* [What you will do]
Copy out every line exactly as given.

* [Given records]
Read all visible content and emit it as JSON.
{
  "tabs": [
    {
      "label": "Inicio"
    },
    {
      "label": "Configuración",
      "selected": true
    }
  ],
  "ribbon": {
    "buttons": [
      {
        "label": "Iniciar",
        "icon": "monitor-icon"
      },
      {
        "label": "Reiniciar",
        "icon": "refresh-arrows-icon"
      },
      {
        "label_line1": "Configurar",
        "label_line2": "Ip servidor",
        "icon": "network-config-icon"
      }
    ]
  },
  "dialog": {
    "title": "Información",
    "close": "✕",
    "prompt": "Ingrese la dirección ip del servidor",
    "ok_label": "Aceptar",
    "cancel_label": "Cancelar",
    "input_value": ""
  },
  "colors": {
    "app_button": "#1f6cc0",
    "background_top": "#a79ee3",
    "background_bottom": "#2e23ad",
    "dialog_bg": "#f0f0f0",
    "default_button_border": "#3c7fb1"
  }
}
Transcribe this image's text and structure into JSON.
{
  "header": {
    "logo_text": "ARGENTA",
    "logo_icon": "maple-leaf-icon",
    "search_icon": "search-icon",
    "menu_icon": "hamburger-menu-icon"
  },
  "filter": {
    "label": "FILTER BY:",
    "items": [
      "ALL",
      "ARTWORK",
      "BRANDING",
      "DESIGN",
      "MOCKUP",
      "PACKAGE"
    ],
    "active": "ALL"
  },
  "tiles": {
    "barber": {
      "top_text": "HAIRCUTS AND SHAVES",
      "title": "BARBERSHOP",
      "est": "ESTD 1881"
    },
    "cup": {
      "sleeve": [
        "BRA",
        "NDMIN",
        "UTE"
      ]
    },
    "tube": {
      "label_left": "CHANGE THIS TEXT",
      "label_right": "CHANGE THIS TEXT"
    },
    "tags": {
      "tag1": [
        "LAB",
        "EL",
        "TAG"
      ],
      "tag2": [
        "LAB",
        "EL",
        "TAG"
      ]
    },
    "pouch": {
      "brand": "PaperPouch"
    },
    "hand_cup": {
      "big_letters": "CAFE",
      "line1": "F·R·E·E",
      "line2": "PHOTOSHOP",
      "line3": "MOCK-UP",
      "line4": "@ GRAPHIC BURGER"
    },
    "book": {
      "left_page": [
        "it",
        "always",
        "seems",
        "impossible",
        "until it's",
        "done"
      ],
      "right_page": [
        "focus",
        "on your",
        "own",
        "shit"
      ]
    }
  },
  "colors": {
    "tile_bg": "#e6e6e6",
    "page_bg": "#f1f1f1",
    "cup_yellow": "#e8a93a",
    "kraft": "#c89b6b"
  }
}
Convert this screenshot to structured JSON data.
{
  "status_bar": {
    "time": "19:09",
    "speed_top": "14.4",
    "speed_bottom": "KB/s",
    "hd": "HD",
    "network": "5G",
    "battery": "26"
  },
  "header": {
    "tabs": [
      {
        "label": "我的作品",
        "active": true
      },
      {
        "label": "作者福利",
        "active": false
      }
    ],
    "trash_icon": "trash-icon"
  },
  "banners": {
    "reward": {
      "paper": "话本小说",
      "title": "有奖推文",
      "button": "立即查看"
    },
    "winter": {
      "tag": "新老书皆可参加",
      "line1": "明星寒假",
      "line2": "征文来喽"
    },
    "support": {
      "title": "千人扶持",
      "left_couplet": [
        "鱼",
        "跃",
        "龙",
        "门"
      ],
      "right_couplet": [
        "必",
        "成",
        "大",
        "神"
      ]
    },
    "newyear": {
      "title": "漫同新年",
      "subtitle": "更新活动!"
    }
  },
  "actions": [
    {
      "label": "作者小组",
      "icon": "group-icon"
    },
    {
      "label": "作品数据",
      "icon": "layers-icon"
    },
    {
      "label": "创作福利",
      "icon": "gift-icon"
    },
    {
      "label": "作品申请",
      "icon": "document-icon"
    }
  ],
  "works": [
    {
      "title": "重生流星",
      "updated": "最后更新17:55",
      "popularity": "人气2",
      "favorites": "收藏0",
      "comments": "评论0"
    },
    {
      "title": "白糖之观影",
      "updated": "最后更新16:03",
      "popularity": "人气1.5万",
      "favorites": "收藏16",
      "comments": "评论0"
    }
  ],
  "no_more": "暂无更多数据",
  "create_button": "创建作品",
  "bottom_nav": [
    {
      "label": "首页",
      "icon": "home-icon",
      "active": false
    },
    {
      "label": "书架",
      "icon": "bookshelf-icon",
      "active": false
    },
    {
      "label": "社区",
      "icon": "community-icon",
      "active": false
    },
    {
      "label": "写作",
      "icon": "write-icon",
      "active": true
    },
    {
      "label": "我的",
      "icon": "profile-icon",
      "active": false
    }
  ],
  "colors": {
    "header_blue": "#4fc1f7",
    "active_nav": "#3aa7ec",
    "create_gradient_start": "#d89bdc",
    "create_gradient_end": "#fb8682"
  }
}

* [Response]
Read all visible content and emit it as JSON.
{
  "tabs": [
    {
      "label": "Inicio"
    },
    {
      "label": "Configuración",
      "selected": true
    }
  ],
  "ribbon": {
    "buttons": [
      {
        "label": "Iniciar",
        "icon": "monitor-icon"
      },
      {
        "label": "Reiniciar",
        "icon": "refresh-arrows-icon"
      },
      {
        "label_line1": "Configurar",
        "label_line2": "Ip servidor",
        "icon": "network-config-icon"
      }
    ]
  },
  "dialog": {
    "title": "Información",
    "close": "✕",
    "prompt": "Ingrese la dirección ip del servidor",
    "ok_label": "Aceptar",
    "cancel_label": "Cancelar",
    "input_value": ""
  },
  "colors": {
    "app_button": "#1f6cc0",
    "background_top": "#a79ee3",
    "background_bottom": "#2e23ad",
    "dialog_bg": "#f0f0f0",
    "default_button_border": "#3c7fb1"
  }
}
Transcribe this image's text and structure into JSON.
{
  "header": {
    "logo_text": "ARGENTA",
    "logo_icon": "maple-leaf-icon",
    "search_icon": "search-icon",
    "menu_icon": "hamburger-menu-icon"
  },
  "filter": {
    "label": "FILTER BY:",
    "items": [
      "ALL",
      "ARTWORK",
      "BRANDING",
      "DESIGN",
      "MOCKUP",
      "PACKAGE"
    ],
    "active": "ALL"
  },
  "tiles": {
    "barber": {
      "top_text": "HAIRCUTS AND SHAVES",
      "title": "BARBERSHOP",
      "est": "ESTD 1881"
    },
    "cup": {
      "sleeve": [
        "BRA",
        "NDMIN",
        "UTE"
      ]
    },
    "tube": {
      "label_left": "CHANGE THIS TEXT",
      "label_right": "CHANGE THIS TEXT"
    },
    "tags": {
      "tag1": [
        "LAB",
        "EL",
        "TAG"
      ],
      "tag2": [
        "LAB",
        "EL",
        "TAG"
      ]
    },
    "pouch": {
      "brand": "PaperPouch"
    },
    "hand_cup": {
      "big_letters": "CAFE",
      "line1": "F·R·E·E",
      "line2": "PHOTOSHOP",
      "line3": "MOCK-UP",
      "line4": "@ GRAPHIC BURGER"
    },
    "book": {
      "left_page": [
        "it",
        "always",
        "seems",
        "impossible",
        "until it's",
        "done"
      ],
      "right_page": [
        "focus",
        "on your",
        "own",
        "shit"
      ]
    }
  },
  "colors": {
    "tile_bg": "#e6e6e6",
    "page_bg": "#f1f1f1",
    "cup_yellow": "#e8a93a",
    "kraft": "#c89b6b"
  }
}
Convert this screenshot to structured JSON data.
{
  "status_bar": {
    "time": "19:09",
    "speed_top": "14.4",
    "speed_bottom": "KB/s",
    "hd": "HD",
    "network": "5G",
    "battery": "26"
  },
  "header": {
    "tabs": [
      {
        "label": "我的作品",
        "active": true
      },
      {
        "label": "作者福利",
        "active": false
      }
    ],
    "trash_icon": "trash-icon"
  },
  "banners": {
    "reward": {
      "paper": "话本小说",
      "title": "有奖推文",
      "button": "立即查看"
    },
    "winter": {
      "tag": "新老书皆可参加",
      "line1": "明星寒假",
      "line2": "征文来喽"
    },
    "support": {
      "title": "千人扶持",
      "left_couplet": [
        "鱼",
        "跃",
        "龙",
        "门"
      ],
      "right_couplet": [
        "必",
        "成",
        "大",
        "神"
      ]
    },
    "newyear": {
      "title": "漫同新年",
      "subtitle": "更新活动!"
    }
  },
  "actions": [
    {
      "label": "作者小组",
      "icon": "group-icon"
    },
    {
      "label": "作品数据",
      "icon": "layers-icon"
    },
    {
      "label": "创作福利",
      "icon": "gift-icon"
    },
    {
      "label": "作品申请",
      "icon": "document-icon"
    }
  ],
  "works": [
    {
      "title": "重生流星",
      "updated": "最后更新17:55",
      "popularity": "人气2",
      "favorites": "收藏0",
      "comments": "评论0"
    },
    {
      "title": "白糖之观影",
      "updated": "最后更新16:03",
      "popularity": "人气1.5万",
      "favorites": "收藏16",
      "comments": "评论0"
    }
  ],
  "no_more": "暂无更多数据",
  "create_button": "创建作品",
  "bottom_nav": [
    {
      "label": "首页",
      "icon": "home-icon",
      "active": false
    },
    {
      "label": "书架",
      "icon": "bookshelf-icon",
      "active": false
    },
    {
      "label": "社区",
      "icon": "community-icon",
      "active": false
    },
    {
      "label": "写作",
      "icon": "write-icon",
      "active": true
    },
    {
      "label": "我的",
      "icon": "profile-icon",
      "active": false
    }
  ],
  "colors": {
    "header_blue": "#4fc1f7",
    "active_nav": "#3aa7ec",
    "create_gradient_start": "#d89bdc",
    "create_gradient_end": "#fb8682"
  }
}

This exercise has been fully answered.